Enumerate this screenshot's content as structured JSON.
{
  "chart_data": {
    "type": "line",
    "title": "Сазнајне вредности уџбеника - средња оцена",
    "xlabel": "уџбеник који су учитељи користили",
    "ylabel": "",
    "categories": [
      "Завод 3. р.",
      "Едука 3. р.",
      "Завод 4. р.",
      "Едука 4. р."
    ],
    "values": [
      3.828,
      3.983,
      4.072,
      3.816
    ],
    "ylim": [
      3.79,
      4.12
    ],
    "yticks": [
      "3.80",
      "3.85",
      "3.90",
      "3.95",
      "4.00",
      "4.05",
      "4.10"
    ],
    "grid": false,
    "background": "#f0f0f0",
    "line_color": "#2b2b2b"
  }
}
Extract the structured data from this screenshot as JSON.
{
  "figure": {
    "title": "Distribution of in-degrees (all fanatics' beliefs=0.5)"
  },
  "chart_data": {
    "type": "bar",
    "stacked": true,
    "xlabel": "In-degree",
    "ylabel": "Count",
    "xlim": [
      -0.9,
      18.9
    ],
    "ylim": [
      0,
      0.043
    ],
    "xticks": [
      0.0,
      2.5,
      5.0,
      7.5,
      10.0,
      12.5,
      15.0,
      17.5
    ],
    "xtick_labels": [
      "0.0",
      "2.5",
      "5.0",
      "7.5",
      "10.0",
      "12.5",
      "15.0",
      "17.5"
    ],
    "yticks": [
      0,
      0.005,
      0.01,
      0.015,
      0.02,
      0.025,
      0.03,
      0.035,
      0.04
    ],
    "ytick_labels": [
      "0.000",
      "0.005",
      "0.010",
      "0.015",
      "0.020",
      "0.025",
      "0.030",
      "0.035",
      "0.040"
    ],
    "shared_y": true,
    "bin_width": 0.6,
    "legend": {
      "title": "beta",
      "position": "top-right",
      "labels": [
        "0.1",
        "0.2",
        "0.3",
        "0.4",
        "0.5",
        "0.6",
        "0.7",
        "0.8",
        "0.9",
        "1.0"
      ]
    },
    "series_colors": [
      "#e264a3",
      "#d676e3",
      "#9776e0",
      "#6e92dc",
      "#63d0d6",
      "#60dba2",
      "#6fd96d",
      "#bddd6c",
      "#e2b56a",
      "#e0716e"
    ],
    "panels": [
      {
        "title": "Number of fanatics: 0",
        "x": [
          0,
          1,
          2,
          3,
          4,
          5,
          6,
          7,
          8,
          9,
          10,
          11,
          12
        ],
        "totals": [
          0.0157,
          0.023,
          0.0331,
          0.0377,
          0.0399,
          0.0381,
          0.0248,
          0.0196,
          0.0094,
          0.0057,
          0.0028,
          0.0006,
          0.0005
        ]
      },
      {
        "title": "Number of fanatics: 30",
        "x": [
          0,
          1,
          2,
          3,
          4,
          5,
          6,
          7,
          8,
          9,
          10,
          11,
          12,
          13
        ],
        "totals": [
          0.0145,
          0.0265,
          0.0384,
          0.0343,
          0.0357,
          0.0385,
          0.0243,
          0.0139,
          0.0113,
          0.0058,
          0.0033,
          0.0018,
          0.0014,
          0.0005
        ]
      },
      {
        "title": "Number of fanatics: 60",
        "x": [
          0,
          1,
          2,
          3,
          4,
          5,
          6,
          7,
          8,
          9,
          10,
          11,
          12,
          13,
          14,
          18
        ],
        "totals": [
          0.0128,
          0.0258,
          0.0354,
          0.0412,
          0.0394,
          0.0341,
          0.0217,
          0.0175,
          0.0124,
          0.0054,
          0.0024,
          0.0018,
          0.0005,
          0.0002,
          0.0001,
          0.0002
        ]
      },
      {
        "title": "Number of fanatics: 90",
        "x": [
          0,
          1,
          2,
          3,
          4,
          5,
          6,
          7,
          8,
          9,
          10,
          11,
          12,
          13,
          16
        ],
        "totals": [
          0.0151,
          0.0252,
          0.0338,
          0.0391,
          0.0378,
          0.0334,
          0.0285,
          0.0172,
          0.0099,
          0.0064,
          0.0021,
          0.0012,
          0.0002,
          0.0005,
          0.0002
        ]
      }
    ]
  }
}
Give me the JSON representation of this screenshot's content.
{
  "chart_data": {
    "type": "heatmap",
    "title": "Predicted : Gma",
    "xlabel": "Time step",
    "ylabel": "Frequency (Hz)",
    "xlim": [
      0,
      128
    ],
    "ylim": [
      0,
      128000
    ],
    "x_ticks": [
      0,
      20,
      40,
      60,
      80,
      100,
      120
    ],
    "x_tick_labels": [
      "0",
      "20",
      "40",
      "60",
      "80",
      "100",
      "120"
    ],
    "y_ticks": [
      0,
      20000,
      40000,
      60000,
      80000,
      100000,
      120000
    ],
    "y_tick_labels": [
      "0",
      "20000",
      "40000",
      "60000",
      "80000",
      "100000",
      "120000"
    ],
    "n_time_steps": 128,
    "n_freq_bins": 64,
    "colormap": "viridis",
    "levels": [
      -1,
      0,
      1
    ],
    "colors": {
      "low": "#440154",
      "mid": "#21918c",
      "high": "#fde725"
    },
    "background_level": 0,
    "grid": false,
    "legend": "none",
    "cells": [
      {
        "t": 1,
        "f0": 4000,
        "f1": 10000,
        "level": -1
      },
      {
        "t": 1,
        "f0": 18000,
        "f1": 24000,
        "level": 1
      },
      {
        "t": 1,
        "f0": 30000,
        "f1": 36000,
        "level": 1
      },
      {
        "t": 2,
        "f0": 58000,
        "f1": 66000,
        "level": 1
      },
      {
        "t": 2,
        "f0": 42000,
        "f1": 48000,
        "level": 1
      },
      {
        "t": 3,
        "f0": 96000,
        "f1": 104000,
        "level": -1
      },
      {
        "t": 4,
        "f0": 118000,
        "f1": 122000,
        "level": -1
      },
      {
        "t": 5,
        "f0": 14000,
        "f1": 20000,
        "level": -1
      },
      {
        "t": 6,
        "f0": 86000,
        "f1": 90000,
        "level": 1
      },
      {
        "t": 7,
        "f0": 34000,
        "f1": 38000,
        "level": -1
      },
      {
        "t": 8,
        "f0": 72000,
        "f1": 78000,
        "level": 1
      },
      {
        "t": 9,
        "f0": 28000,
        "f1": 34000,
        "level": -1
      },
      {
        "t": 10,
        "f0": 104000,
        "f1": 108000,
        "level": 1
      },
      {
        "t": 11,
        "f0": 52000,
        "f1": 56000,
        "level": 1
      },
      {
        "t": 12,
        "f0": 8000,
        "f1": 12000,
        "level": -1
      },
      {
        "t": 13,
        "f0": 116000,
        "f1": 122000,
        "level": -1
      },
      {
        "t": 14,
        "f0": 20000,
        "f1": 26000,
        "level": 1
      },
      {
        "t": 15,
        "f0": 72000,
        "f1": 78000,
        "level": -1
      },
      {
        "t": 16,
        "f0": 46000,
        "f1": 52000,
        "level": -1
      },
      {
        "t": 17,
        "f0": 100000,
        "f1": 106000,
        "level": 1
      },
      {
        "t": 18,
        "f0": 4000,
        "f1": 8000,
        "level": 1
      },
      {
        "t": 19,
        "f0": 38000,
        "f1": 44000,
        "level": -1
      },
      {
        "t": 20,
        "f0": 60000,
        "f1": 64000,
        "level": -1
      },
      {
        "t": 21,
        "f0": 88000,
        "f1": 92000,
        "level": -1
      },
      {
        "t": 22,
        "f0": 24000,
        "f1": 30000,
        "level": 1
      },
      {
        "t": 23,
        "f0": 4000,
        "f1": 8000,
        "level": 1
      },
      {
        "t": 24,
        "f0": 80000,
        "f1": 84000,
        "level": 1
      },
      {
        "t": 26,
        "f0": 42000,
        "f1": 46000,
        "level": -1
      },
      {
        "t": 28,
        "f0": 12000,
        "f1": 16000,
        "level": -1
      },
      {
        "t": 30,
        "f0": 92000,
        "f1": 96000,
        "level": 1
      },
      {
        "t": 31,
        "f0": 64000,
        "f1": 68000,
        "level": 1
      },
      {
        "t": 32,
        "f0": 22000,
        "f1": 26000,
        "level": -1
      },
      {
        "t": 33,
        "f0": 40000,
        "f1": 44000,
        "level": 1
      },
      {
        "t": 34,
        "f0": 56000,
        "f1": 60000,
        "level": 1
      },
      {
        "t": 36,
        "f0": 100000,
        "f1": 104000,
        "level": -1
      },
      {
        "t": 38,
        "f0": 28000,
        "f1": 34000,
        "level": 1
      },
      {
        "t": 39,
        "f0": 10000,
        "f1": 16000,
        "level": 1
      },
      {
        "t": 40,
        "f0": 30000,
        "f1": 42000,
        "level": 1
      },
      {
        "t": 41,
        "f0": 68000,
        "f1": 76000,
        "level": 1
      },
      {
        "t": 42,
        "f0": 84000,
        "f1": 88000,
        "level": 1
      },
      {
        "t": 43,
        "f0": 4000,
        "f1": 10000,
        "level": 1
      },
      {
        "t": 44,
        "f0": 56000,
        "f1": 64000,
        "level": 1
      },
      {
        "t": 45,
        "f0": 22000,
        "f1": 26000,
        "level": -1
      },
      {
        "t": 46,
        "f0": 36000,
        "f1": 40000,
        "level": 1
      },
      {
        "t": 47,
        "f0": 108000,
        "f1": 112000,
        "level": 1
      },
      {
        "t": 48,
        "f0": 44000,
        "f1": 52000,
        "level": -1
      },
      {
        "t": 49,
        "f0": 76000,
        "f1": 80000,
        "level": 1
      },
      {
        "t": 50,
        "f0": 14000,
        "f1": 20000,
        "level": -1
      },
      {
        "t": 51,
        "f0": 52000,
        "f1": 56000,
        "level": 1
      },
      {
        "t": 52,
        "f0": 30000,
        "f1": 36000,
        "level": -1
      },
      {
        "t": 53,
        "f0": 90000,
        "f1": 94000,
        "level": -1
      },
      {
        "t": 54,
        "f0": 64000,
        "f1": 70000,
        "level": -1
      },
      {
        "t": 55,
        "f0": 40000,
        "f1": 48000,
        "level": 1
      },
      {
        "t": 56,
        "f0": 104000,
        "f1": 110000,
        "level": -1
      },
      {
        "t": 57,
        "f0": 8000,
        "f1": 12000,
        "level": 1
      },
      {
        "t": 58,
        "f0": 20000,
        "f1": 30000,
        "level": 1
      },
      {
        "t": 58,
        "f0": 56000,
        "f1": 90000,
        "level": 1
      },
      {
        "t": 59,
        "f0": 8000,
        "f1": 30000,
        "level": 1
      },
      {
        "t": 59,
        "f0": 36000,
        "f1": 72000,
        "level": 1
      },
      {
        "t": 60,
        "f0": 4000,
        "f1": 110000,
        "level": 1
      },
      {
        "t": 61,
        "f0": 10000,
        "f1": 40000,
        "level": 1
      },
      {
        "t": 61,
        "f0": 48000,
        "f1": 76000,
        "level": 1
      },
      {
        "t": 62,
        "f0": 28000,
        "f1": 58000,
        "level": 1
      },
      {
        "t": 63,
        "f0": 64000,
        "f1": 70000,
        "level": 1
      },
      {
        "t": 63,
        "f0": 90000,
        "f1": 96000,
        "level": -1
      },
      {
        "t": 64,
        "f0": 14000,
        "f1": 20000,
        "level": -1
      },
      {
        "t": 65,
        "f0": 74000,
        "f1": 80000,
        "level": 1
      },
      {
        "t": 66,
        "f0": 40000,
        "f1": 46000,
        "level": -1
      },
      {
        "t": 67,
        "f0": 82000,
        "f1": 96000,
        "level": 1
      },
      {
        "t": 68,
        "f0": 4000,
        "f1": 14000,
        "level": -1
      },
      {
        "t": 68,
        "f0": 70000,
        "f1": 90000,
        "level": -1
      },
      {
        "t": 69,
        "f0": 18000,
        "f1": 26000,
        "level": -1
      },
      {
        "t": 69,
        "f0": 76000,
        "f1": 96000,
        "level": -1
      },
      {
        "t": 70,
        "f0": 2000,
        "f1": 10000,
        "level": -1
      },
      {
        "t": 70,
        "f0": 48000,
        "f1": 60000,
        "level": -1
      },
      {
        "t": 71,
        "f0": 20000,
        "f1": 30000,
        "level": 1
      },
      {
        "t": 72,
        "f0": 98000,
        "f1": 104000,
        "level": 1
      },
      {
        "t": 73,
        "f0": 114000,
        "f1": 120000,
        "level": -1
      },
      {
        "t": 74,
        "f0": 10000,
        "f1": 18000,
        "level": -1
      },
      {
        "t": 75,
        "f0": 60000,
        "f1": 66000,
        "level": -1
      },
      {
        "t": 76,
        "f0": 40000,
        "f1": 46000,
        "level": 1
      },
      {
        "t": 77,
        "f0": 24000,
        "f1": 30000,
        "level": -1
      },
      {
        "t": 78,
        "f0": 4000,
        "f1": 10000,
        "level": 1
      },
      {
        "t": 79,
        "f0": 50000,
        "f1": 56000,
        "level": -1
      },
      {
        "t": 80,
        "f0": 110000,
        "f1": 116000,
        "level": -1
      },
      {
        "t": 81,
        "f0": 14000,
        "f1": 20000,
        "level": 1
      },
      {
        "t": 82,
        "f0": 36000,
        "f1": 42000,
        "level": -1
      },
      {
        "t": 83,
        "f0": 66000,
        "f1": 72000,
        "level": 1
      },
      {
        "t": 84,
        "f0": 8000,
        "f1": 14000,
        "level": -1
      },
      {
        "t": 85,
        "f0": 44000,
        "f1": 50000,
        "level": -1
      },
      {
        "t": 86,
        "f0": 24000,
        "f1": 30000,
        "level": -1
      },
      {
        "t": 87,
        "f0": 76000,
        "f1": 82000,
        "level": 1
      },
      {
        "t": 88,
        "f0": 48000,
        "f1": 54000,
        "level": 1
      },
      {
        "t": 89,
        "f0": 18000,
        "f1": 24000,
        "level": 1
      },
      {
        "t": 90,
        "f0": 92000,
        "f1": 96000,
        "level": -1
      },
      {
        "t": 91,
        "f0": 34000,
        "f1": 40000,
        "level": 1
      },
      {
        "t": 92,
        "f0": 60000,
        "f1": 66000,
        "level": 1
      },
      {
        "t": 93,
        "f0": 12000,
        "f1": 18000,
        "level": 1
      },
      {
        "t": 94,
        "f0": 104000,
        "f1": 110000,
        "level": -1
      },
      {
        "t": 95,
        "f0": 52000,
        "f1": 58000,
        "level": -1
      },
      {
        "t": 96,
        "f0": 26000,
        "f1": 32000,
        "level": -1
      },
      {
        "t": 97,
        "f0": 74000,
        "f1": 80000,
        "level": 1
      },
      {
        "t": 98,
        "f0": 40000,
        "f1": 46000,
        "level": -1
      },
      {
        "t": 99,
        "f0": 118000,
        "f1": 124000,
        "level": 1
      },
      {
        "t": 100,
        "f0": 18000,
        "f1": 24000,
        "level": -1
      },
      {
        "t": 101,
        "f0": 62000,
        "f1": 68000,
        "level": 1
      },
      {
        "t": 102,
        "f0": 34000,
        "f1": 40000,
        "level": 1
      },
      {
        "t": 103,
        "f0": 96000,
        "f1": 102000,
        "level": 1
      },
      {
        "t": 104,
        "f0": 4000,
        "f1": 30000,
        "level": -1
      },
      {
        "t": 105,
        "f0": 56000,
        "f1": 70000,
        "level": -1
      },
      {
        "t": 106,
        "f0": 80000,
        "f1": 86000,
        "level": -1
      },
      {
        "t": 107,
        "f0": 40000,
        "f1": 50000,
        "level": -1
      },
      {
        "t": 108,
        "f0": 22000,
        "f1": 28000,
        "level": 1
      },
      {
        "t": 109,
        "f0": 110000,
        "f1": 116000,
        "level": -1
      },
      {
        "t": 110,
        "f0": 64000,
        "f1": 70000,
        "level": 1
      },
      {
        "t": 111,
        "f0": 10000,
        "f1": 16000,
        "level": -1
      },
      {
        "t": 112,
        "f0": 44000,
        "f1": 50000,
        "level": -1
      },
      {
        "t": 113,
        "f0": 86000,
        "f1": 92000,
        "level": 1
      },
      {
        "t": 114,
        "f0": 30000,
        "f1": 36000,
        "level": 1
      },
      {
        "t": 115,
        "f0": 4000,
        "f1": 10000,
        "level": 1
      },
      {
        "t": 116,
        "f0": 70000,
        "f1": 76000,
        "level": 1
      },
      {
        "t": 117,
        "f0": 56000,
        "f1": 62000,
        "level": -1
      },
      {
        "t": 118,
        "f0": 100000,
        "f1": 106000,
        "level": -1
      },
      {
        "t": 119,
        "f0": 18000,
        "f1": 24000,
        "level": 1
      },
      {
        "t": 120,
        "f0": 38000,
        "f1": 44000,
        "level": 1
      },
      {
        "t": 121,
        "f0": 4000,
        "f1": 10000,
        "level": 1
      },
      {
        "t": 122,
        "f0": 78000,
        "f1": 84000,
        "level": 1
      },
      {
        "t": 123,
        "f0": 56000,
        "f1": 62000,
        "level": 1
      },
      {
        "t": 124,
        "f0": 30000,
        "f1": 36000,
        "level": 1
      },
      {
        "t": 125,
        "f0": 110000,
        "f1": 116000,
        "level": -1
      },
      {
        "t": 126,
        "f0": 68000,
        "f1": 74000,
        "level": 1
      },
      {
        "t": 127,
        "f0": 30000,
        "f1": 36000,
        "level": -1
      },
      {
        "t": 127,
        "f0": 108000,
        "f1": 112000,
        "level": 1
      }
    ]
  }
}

WHAT YOU NEED TO DO -> Pick out and copy every line that contains the word "screenshot".

EXPECTED OUTPUT ->
Enumerate this screenshot's content as structured JSON.
Extract the structured data from this screenshot as JSON.
Give me the JSON representation of this screenshot's content.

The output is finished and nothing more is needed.